§ **Figure data in JSON**
* * * * * * * * *

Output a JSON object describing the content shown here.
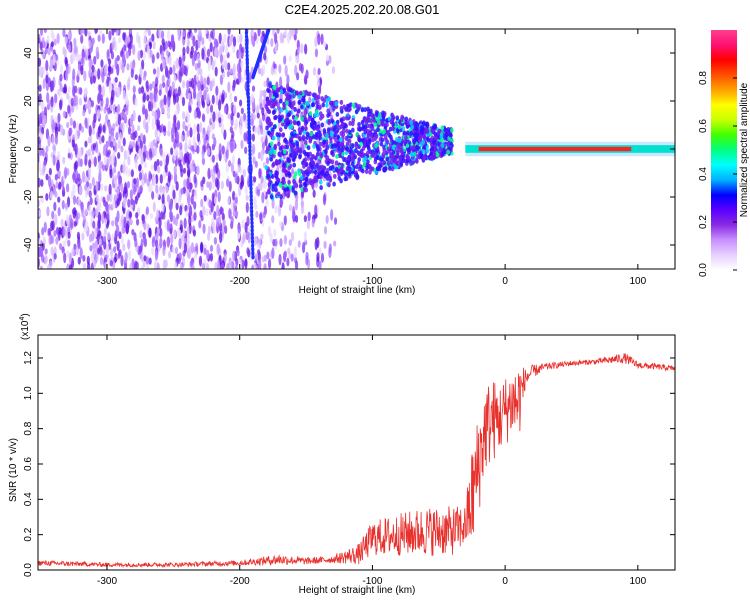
{
  "title": "C2E4.2025.202.20.08.G01",
  "colors": {
    "snr_line": "#e8302c",
    "colorbar": [
      "#ffffff",
      "#e8d0ff",
      "#c890ff",
      "#8a2be2",
      "#5a00ff",
      "#0000ff",
      "#00b0ff",
      "#00ffff",
      "#00ff80",
      "#40ff00",
      "#c8ff00",
      "#ffff00",
      "#ffa000",
      "#ff5000",
      "#ff0000",
      "#ff1070",
      "#ff4090"
    ]
  },
  "chart_data": [
    {
      "type": "heatmap",
      "xlabel": "Height of straight line (km)",
      "ylabel": "Frequency (Hz)",
      "xlim": [
        -352,
        128
      ],
      "ylim": [
        -50,
        50
      ],
      "x_ticks": [
        -300,
        -200,
        -100,
        0,
        100
      ],
      "y_ticks": [
        -40,
        -20,
        0,
        20,
        40
      ],
      "grid": false,
      "colorbar": {
        "label": "Normalized spectral amplitude",
        "range": [
          0,
          1
        ],
        "ticks": [
          "0.0",
          "0.2",
          "0.4",
          "0.6",
          "0.8"
        ]
      }
    },
    {
      "type": "line",
      "xlabel": "Height of straight line (km)",
      "ylabel": "SNR (10 * v/v)",
      "multiplier": "(x10",
      "multiplier_exp": "4",
      "multiplier_close": ")",
      "xlim": [
        -352,
        128
      ],
      "ylim": [
        0,
        1.33
      ],
      "x_ticks": [
        -300,
        -200,
        -100,
        0,
        100
      ],
      "y_ticks": [
        "0.0",
        "0.2",
        "0.4",
        "0.6",
        "0.8",
        "1.0",
        "1.2"
      ],
      "grid": false,
      "series_profile": {
        "x": [
          -352,
          -300,
          -250,
          -200,
          -170,
          -150,
          -130,
          -110,
          -100,
          -80,
          -60,
          -40,
          -30,
          -25,
          -20,
          -15,
          -10,
          -5,
          0,
          5,
          10,
          15,
          20,
          30,
          50,
          70,
          90,
          100,
          128
        ],
        "y": [
          0.04,
          0.03,
          0.03,
          0.04,
          0.06,
          0.05,
          0.06,
          0.09,
          0.18,
          0.2,
          0.22,
          0.22,
          0.25,
          0.4,
          0.6,
          0.8,
          0.85,
          0.85,
          0.9,
          0.95,
          0.95,
          1.08,
          1.12,
          1.15,
          1.17,
          1.18,
          1.2,
          1.16,
          1.14
        ],
        "noise": [
          0.015,
          0.012,
          0.012,
          0.015,
          0.03,
          0.02,
          0.02,
          0.06,
          0.1,
          0.12,
          0.14,
          0.14,
          0.12,
          0.3,
          0.3,
          0.25,
          0.25,
          0.2,
          0.2,
          0.2,
          0.25,
          0.06,
          0.04,
          0.02,
          0.015,
          0.015,
          0.03,
          0.02,
          0.015
        ]
      }
    }
  ]
}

* * * * * * * * *

§ **EXERCISE INSTRUCTIONS**
Skip every picture and transcribe the data above exactly.

§ **RESULT OF THE TASK**
Output a JSON object describing the content shown here.
{
  "title": "C2E4.2025.202.20.08.G01",
  "colors": {
    "snr_line": "#e8302c",
    "colorbar": [
      "#ffffff",
      "#e8d0ff",
      "#c890ff",
      "#8a2be2",
      "#5a00ff",
      "#0000ff",
      "#00b0ff",
      "#00ffff",
      "#00ff80",
      "#40ff00",
      "#c8ff00",
      "#ffff00",
      "#ffa000",
      "#ff5000",
      "#ff0000",
      "#ff1070",
      "#ff4090"
    ]
  },
  "chart_data": [
    {
      "type": "heatmap",
      "xlabel": "Height of straight line (km)",
      "ylabel": "Frequency (Hz)",
      "xlim": [
        -352,
        128
      ],
      "ylim": [
        -50,
        50
      ],
      "x_ticks": [
        -300,
        -200,
        -100,
        0,
        100
      ],
      "y_ticks": [
        -40,
        -20,
        0,
        20,
        40
      ],
      "grid": false,
      "colorbar": {
        "label": "Normalized spectral amplitude",
        "range": [
          0,
          1
        ],
        "ticks": [
          "0.0",
          "0.2",
          "0.4",
          "0.6",
          "0.8"
        ]
      }
    },
    {
      "type": "line",
      "xlabel": "Height of straight line (km)",
      "ylabel": "SNR (10 * v/v)",
      "multiplier": "(x10",
      "multiplier_exp": "4",
      "multiplier_close": ")",
      "xlim": [
        -352,
        128
      ],
      "ylim": [
        0,
        1.33
      ],
      "x_ticks": [
        -300,
        -200,
        -100,
        0,
        100
      ],
      "y_ticks": [
        "0.0",
        "0.2",
        "0.4",
        "0.6",
        "0.8",
        "1.0",
        "1.2"
      ],
      "grid": false,
      "series_profile": {
        "x": [
          -352,
          -300,
          -250,
          -200,
          -170,
          -150,
          -130,
          -110,
          -100,
          -80,
          -60,
          -40,
          -30,
          -25,
          -20,
          -15,
          -10,
          -5,
          0,
          5,
          10,
          15,
          20,
          30,
          50,
          70,
          90,
          100,
          128
        ],
        "y": [
          0.04,
          0.03,
          0.03,
          0.04,
          0.06,
          0.05,
          0.06,
          0.09,
          0.18,
          0.2,
          0.22,
          0.22,
          0.25,
          0.4,
          0.6,
          0.8,
          0.85,
          0.85,
          0.9,
          0.95,
          0.95,
          1.08,
          1.12,
          1.15,
          1.17,
          1.18,
          1.2,
          1.16,
          1.14
        ],
        "noise": [
          0.015,
          0.012,
          0.012,
          0.015,
          0.03,
          0.02,
          0.02,
          0.06,
          0.1,
          0.12,
          0.14,
          0.14,
          0.12,
          0.3,
          0.3,
          0.25,
          0.25,
          0.2,
          0.2,
          0.2,
          0.25,
          0.06,
          0.04,
          0.02,
          0.015,
          0.015,
          0.03,
          0.02,
          0.015
        ]
      }
    }
  ]
}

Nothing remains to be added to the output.